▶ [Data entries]
— Begin —

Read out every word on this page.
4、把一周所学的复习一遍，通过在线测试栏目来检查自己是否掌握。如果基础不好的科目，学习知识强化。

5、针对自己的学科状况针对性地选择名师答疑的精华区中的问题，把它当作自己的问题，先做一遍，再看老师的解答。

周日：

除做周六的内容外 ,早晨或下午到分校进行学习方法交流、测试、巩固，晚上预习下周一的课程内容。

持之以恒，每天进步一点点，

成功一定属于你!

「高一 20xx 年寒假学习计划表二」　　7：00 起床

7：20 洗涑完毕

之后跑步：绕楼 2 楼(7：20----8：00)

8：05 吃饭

— End —

▶ [What you have to do]
Go through the records above and set each one down exactly, please.

▶ [Correct output]
Read out every word on this page.
4、把一周所学的复习一遍，通过在线测试栏目来检查自己是否掌握。如果基础不好的科目，学习知识强化。

5、针对自己的学科状况针对性地选择名师答疑的精华区中的问题，把它当作自己的问题，先做一遍，再看老师的解答。

周日：

除做周六的内容外 ,早晨或下午到分校进行学习方法交流、测试、巩固，晚上预习下周一的课程内容。

持之以恒，每天进步一点点，

成功一定属于你!

「高一 20xx 年寒假学习计划表二」　　7：00 起床

7：20 洗涑完毕

之后跑步：绕楼 2 楼(7：20----8：00)

8：05 吃饭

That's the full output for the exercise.